STORED DATA:
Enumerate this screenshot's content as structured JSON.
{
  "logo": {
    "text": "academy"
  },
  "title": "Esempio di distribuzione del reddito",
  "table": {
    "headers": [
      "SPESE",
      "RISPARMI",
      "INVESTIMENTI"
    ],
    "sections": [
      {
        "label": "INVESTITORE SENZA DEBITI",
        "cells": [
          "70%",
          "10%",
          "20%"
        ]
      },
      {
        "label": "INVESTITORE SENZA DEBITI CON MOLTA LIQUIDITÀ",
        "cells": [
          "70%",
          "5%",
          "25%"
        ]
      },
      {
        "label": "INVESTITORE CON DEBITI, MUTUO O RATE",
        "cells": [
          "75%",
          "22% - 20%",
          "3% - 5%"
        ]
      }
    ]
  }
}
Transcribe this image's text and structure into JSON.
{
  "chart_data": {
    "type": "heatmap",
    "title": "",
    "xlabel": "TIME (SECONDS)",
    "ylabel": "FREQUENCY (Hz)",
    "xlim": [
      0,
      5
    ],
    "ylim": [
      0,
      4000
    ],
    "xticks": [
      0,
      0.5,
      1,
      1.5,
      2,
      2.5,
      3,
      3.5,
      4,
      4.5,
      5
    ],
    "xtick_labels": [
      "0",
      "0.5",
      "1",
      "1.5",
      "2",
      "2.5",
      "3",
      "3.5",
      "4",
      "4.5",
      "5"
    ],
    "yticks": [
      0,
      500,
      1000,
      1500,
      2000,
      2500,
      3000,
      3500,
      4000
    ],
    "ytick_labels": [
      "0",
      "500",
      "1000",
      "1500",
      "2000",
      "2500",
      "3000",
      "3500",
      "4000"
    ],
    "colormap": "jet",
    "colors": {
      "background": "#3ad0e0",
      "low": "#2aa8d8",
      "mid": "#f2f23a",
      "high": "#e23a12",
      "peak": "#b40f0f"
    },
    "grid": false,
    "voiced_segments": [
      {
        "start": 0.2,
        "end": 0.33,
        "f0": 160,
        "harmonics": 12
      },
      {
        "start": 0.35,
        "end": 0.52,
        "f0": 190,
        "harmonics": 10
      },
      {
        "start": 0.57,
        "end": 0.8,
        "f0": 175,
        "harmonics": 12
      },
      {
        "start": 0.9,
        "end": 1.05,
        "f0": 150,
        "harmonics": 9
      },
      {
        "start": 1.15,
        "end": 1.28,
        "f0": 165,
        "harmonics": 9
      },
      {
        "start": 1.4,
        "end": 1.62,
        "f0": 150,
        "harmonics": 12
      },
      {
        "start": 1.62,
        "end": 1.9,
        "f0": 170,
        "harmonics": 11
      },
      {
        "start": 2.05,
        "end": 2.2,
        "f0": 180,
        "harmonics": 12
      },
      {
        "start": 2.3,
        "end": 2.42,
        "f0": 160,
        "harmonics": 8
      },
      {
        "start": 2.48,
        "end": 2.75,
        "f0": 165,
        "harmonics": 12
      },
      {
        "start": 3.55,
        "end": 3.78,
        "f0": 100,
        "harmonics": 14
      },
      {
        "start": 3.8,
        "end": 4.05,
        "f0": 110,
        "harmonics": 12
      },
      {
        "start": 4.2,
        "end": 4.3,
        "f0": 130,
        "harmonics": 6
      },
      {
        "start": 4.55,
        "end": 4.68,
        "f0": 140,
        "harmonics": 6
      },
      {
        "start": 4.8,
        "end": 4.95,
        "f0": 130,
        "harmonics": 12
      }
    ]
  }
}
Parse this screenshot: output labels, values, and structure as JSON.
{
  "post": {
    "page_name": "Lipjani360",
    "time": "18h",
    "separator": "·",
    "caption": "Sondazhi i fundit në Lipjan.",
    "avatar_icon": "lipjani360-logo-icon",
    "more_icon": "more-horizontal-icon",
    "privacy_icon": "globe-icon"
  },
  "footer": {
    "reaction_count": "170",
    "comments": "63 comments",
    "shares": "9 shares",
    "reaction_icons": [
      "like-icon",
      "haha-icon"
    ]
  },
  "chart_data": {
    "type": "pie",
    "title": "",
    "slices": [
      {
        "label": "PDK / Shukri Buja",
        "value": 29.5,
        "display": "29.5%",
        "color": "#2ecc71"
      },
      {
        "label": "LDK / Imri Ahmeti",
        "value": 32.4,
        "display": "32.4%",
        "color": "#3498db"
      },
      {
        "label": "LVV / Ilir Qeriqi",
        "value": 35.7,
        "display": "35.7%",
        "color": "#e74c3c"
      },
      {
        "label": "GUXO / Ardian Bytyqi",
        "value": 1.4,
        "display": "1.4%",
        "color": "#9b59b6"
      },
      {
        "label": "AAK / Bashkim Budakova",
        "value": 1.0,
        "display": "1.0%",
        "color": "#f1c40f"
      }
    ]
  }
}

WHAT YOU SHOULD DO: All of the entries must be written out exactly as they stand.

RESULT BELOW:
Enumerate this screenshot's content as structured JSON.
{
  "logo": {
    "text": "academy"
  },
  "title": "Esempio di distribuzione del reddito",
  "table": {
    "headers": [
      "SPESE",
      "RISPARMI",
      "INVESTIMENTI"
    ],
    "sections": [
      {
        "label": "INVESTITORE SENZA DEBITI",
        "cells": [
          "70%",
          "10%",
          "20%"
        ]
      },
      {
        "label": "INVESTITORE SENZA DEBITI CON MOLTA LIQUIDITÀ",
        "cells": [
          "70%",
          "5%",
          "25%"
        ]
      },
      {
        "label": "INVESTITORE CON DEBITI, MUTUO O RATE",
        "cells": [
          "75%",
          "22% - 20%",
          "3% - 5%"
        ]
      }
    ]
  }
}
Transcribe this image's text and structure into JSON.
{
  "chart_data": {
    "type": "heatmap",
    "title": "",
    "xlabel": "TIME (SECONDS)",
    "ylabel": "FREQUENCY (Hz)",
    "xlim": [
      0,
      5
    ],
    "ylim": [
      0,
      4000
    ],
    "xticks": [
      0,
      0.5,
      1,
      1.5,
      2,
      2.5,
      3,
      3.5,
      4,
      4.5,
      5
    ],
    "xtick_labels": [
      "0",
      "0.5",
      "1",
      "1.5",
      "2",
      "2.5",
      "3",
      "3.5",
      "4",
      "4.5",
      "5"
    ],
    "yticks": [
      0,
      500,
      1000,
      1500,
      2000,
      2500,
      3000,
      3500,
      4000
    ],
    "ytick_labels": [
      "0",
      "500",
      "1000",
      "1500",
      "2000",
      "2500",
      "3000",
      "3500",
      "4000"
    ],
    "colormap": "jet",
    "colors": {
      "background": "#3ad0e0",
      "low": "#2aa8d8",
      "mid": "#f2f23a",
      "high": "#e23a12",
      "peak": "#b40f0f"
    },
    "grid": false,
    "voiced_segments": [
      {
        "start": 0.2,
        "end": 0.33,
        "f0": 160,
        "harmonics": 12
      },
      {
        "start": 0.35,
        "end": 0.52,
        "f0": 190,
        "harmonics": 10
      },
      {
        "start": 0.57,
        "end": 0.8,
        "f0": 175,
        "harmonics": 12
      },
      {
        "start": 0.9,
        "end": 1.05,
        "f0": 150,
        "harmonics": 9
      },
      {
        "start": 1.15,
        "end": 1.28,
        "f0": 165,
        "harmonics": 9
      },
      {
        "start": 1.4,
        "end": 1.62,
        "f0": 150,
        "harmonics": 12
      },
      {
        "start": 1.62,
        "end": 1.9,
        "f0": 170,
        "harmonics": 11
      },
      {
        "start": 2.05,
        "end": 2.2,
        "f0": 180,
        "harmonics": 12
      },
      {
        "start": 2.3,
        "end": 2.42,
        "f0": 160,
        "harmonics": 8
      },
      {
        "start": 2.48,
        "end": 2.75,
        "f0": 165,
        "harmonics": 12
      },
      {
        "start": 3.55,
        "end": 3.78,
        "f0": 100,
        "harmonics": 14
      },
      {
        "start": 3.8,
        "end": 4.05,
        "f0": 110,
        "harmonics": 12
      },
      {
        "start": 4.2,
        "end": 4.3,
        "f0": 130,
        "harmonics": 6
      },
      {
        "start": 4.55,
        "end": 4.68,
        "f0": 140,
        "harmonics": 6
      },
      {
        "start": 4.8,
        "end": 4.95,
        "f0": 130,
        "harmonics": 12
      }
    ]
  }
}
Parse this screenshot: output labels, values, and structure as JSON.
{
  "post": {
    "page_name": "Lipjani360",
    "time": "18h",
    "separator": "·",
    "caption": "Sondazhi i fundit në Lipjan.",
    "avatar_icon": "lipjani360-logo-icon",
    "more_icon": "more-horizontal-icon",
    "privacy_icon": "globe-icon"
  },
  "footer": {
    "reaction_count": "170",
    "comments": "63 comments",
    "shares": "9 shares",
    "reaction_icons": [
      "like-icon",
      "haha-icon"
    ]
  },
  "chart_data": {
    "type": "pie",
    "title": "",
    "slices": [
      {
        "label": "PDK / Shukri Buja",
        "value": 29.5,
        "display": "29.5%",
        "color": "#2ecc71"
      },
      {
        "label": "LDK / Imri Ahmeti",
        "value": 32.4,
        "display": "32.4%",
        "color": "#3498db"
      },
      {
        "label": "LVV / Ilir Qeriqi",
        "value": 35.7,
        "display": "35.7%",
        "color": "#e74c3c"
      },
      {
        "label": "GUXO / Ardian Bytyqi",
        "value": 1.4,
        "display": "1.4%",
        "color": "#9b59b6"
      },
      {
        "label": "AAK / Bashkim Budakova",
        "value": 1.0,
        "display": "1.0%",
        "color": "#f1c40f"
      }
    ]
  }
}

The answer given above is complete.